For the entries below, how many lines include the word "duration"? Give the figure and nothing more.

━━━━━ Provided information

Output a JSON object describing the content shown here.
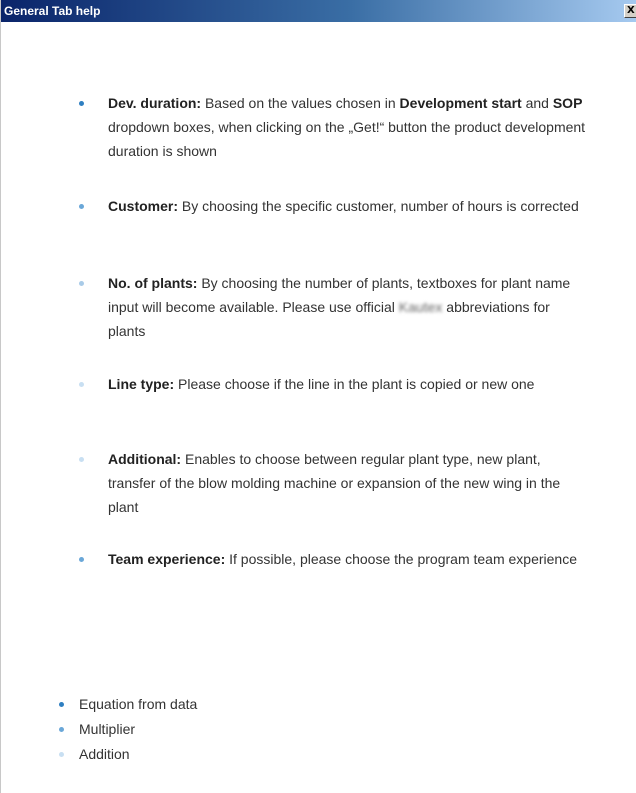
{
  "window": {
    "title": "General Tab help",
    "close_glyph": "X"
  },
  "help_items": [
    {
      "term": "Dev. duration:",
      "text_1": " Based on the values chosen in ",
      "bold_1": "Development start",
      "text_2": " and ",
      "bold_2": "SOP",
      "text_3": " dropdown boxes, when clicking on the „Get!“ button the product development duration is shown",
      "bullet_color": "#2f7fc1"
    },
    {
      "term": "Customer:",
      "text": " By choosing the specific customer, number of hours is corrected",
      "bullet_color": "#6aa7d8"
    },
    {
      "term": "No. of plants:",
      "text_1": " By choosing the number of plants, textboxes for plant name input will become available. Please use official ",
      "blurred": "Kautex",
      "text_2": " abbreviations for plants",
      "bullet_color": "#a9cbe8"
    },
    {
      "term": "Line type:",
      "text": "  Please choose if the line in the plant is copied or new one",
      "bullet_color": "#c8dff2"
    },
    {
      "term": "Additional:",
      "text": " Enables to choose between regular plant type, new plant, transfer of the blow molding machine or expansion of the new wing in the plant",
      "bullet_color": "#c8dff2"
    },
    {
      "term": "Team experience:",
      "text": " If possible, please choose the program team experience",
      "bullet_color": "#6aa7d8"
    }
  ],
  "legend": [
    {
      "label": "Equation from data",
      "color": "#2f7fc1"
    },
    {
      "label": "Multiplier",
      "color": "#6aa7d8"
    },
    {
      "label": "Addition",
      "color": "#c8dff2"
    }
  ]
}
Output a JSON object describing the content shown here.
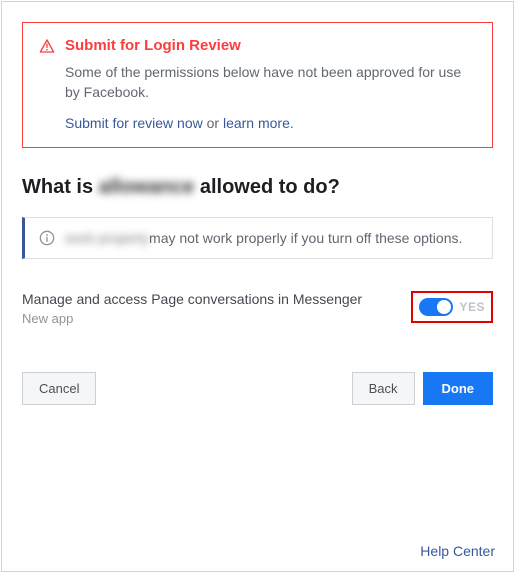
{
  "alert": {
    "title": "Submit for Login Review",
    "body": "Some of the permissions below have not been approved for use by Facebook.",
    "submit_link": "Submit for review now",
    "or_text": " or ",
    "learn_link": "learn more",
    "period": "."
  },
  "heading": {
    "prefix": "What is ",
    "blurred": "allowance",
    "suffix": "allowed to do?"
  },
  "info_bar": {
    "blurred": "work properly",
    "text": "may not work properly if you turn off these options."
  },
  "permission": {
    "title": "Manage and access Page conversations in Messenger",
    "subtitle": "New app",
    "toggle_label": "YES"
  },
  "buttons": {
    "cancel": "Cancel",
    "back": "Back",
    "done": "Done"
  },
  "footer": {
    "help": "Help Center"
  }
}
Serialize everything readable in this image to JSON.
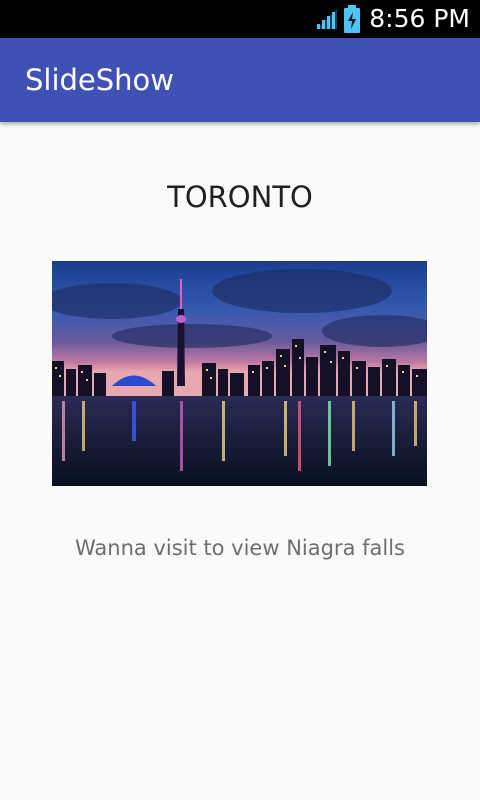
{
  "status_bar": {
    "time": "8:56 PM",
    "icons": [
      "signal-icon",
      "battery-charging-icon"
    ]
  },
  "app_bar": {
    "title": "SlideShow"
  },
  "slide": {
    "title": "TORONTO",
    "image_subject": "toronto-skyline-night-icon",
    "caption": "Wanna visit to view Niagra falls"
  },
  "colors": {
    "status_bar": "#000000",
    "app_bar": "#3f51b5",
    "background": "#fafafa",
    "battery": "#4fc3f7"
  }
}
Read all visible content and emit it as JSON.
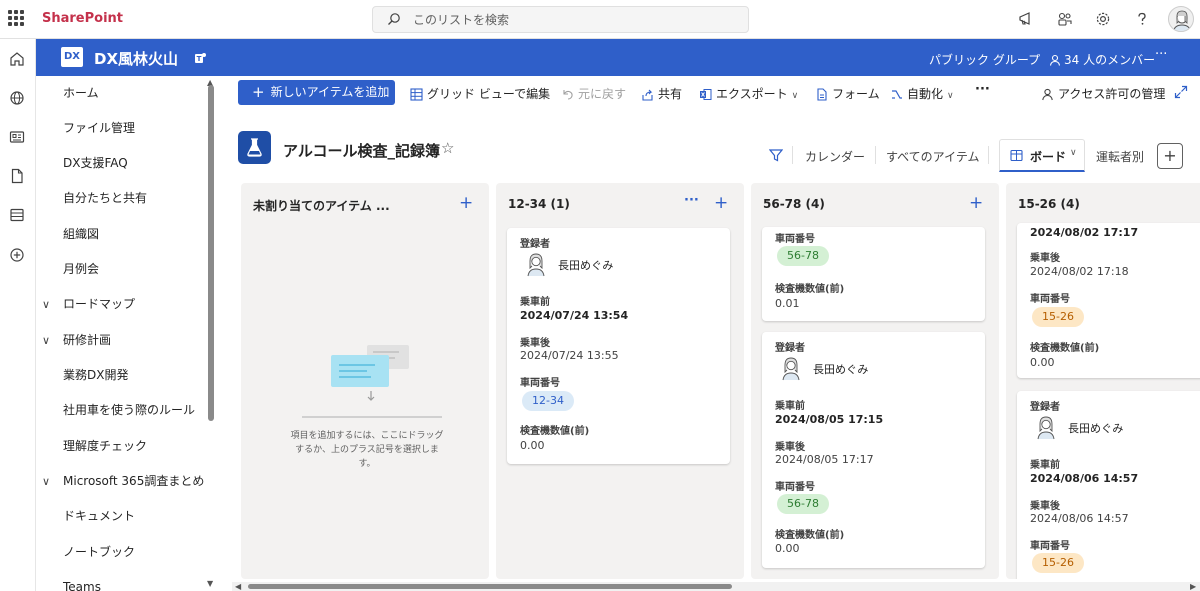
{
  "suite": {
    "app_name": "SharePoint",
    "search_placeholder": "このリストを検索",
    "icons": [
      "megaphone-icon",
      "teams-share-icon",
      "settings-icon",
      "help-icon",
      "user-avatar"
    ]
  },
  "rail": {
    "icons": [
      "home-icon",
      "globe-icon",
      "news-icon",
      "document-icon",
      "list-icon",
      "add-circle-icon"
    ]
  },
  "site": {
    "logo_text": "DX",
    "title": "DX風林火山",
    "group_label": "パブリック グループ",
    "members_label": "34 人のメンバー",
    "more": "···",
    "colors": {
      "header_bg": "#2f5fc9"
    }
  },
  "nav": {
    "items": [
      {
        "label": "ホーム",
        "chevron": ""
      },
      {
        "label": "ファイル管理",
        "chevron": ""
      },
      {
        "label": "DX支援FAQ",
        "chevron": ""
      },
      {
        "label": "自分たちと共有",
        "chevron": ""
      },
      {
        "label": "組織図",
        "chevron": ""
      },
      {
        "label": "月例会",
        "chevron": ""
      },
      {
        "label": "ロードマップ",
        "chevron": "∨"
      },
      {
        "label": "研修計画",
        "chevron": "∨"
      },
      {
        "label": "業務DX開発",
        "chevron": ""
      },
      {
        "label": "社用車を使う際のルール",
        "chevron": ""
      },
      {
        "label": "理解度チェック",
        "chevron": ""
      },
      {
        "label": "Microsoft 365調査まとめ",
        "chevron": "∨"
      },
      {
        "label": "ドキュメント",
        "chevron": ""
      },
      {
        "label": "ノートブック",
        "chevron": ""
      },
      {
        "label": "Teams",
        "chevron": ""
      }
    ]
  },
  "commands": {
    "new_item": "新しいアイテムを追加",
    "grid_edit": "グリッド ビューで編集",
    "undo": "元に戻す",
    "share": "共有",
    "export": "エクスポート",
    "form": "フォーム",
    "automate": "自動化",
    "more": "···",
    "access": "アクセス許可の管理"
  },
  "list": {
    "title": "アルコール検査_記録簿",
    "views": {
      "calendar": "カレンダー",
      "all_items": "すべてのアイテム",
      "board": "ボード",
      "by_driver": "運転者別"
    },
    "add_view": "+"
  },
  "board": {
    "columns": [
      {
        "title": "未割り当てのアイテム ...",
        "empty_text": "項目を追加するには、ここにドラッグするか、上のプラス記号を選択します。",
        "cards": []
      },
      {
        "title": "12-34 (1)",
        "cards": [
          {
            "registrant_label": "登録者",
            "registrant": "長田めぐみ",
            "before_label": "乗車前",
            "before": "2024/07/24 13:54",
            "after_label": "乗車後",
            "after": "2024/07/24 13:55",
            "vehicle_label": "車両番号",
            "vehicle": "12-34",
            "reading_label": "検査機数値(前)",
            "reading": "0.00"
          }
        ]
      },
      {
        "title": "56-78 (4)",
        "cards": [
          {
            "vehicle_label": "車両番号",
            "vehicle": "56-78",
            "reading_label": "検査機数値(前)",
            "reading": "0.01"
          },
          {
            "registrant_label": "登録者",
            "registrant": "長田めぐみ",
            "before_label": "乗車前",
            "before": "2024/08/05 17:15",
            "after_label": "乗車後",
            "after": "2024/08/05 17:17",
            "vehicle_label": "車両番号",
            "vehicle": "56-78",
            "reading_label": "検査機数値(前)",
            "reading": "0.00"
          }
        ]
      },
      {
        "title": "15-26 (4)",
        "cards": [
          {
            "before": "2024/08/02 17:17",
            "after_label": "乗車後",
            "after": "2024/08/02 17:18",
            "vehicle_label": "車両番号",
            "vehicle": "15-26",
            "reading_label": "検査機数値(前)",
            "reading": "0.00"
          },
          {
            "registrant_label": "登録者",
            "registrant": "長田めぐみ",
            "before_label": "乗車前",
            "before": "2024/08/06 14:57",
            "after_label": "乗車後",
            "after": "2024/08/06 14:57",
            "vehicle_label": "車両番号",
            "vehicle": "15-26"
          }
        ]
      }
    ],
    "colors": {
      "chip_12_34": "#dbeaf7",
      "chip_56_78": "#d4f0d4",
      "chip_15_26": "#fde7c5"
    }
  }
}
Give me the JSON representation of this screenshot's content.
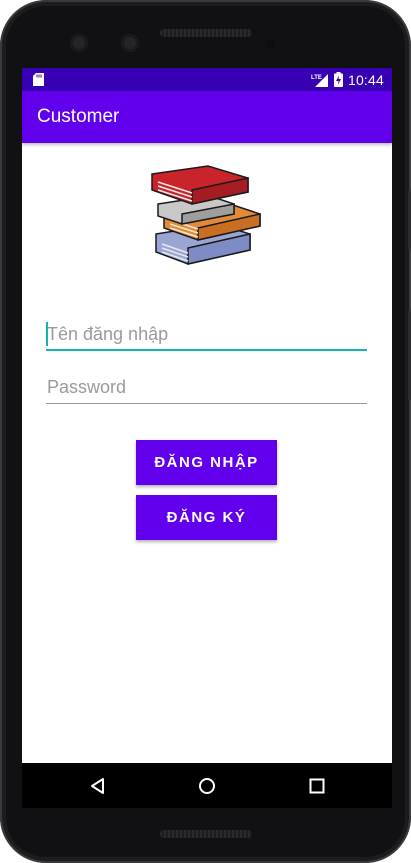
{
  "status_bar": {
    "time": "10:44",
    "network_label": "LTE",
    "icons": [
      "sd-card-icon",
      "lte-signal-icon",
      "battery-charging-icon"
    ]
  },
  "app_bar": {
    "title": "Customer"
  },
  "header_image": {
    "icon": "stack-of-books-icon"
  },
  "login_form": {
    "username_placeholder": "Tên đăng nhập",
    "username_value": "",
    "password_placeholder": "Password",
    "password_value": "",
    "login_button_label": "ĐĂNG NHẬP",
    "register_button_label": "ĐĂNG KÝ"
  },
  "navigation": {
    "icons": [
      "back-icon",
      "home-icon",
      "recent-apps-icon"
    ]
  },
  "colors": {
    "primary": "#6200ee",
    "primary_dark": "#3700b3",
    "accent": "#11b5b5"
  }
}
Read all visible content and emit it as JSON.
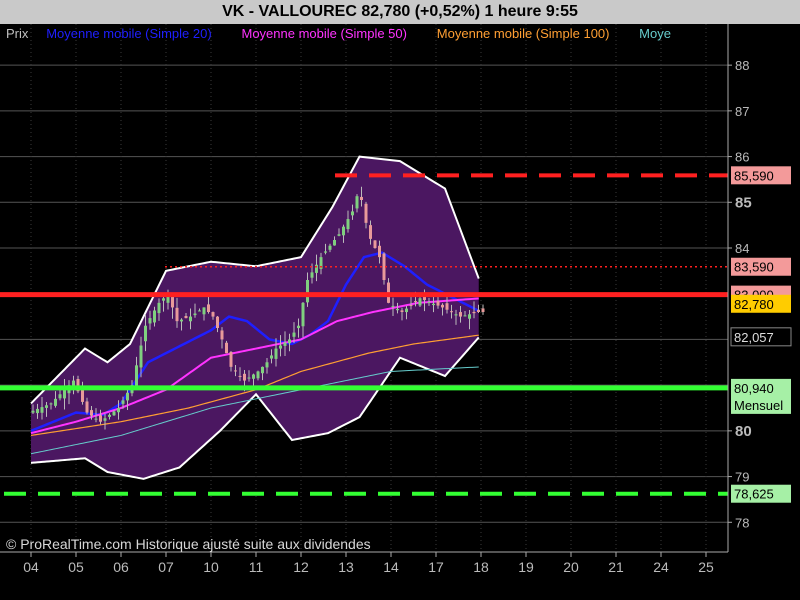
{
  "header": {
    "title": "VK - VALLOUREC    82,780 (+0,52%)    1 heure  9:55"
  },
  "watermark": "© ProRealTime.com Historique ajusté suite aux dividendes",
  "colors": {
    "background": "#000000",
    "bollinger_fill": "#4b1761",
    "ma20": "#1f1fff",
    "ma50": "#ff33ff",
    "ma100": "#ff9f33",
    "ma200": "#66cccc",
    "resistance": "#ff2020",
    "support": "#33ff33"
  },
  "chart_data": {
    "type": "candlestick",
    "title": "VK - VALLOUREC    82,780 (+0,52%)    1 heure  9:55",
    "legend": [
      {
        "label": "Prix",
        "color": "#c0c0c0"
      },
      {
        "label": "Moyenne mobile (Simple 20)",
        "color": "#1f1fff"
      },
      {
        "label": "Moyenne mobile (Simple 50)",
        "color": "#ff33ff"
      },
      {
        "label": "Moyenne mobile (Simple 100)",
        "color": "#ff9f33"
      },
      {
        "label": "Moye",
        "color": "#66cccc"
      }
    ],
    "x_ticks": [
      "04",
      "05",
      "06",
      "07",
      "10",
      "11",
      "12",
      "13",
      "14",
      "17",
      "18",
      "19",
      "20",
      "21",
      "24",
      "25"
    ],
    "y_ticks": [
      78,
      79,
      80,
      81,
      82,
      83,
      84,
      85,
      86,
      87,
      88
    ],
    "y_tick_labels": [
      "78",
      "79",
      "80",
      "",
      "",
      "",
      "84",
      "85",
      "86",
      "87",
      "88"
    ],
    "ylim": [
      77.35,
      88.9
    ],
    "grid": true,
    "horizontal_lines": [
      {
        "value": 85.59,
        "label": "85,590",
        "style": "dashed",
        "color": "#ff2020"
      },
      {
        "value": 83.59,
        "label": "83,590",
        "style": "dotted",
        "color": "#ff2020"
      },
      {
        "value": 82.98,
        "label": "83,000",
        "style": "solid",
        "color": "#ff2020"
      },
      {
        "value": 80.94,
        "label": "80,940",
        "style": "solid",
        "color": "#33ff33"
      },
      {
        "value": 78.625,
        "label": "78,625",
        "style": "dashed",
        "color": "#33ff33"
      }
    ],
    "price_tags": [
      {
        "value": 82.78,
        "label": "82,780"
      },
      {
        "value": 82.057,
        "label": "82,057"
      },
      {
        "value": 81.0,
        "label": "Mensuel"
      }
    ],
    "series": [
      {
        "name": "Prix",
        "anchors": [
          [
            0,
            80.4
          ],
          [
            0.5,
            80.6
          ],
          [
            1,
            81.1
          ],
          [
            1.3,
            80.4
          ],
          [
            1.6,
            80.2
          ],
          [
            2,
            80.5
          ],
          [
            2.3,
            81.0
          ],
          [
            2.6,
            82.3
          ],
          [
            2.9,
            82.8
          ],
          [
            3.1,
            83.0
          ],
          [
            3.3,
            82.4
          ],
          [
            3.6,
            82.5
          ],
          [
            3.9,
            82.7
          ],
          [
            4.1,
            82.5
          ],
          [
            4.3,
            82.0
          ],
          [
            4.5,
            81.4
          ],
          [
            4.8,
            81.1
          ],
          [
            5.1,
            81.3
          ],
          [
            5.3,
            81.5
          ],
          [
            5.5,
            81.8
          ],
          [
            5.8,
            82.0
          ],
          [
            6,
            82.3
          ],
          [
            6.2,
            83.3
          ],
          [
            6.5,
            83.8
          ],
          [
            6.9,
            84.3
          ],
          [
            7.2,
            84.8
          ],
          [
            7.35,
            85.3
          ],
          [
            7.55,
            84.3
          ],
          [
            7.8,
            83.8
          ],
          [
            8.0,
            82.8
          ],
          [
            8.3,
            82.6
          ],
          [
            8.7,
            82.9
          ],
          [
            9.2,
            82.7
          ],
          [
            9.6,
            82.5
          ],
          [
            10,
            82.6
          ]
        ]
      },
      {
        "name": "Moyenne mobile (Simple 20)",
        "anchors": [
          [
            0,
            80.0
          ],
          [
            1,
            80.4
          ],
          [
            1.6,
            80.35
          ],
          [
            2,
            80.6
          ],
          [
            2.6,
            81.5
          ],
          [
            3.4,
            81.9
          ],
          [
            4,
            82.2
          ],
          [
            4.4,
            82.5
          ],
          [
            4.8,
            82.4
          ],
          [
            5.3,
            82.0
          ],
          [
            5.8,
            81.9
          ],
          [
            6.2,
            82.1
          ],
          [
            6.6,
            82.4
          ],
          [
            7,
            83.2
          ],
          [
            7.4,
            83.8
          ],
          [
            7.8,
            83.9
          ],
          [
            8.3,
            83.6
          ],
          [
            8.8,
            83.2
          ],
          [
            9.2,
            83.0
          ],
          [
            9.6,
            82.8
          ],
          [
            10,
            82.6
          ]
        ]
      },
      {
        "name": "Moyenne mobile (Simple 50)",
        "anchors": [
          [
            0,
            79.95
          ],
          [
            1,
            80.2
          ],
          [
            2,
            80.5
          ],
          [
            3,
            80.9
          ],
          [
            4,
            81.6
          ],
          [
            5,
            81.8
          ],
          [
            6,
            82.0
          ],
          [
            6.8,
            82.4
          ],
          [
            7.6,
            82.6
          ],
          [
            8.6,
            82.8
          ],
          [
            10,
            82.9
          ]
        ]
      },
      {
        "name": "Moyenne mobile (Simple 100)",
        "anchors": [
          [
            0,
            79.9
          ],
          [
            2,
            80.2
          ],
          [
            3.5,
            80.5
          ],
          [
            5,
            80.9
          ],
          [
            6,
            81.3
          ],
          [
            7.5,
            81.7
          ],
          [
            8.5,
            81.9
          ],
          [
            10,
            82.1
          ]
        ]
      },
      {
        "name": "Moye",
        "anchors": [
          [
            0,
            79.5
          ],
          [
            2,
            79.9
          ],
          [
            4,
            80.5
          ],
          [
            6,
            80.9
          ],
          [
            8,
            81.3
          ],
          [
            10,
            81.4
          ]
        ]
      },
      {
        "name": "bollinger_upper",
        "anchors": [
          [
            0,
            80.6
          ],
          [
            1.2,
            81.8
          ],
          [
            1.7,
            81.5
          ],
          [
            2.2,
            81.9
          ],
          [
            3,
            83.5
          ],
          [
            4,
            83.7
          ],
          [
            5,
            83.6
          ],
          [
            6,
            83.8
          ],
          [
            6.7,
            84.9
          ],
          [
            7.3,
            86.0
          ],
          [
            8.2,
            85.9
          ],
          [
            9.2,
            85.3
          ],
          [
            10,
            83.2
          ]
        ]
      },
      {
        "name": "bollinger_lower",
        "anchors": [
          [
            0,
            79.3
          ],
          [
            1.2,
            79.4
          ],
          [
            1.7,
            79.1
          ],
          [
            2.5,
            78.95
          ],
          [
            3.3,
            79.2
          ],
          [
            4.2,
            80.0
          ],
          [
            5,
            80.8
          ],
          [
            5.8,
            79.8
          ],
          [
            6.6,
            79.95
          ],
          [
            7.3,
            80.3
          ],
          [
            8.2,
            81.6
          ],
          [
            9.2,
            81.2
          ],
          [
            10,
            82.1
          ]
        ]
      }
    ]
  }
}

━━━━━━━━━━

Answer to the exercise: 2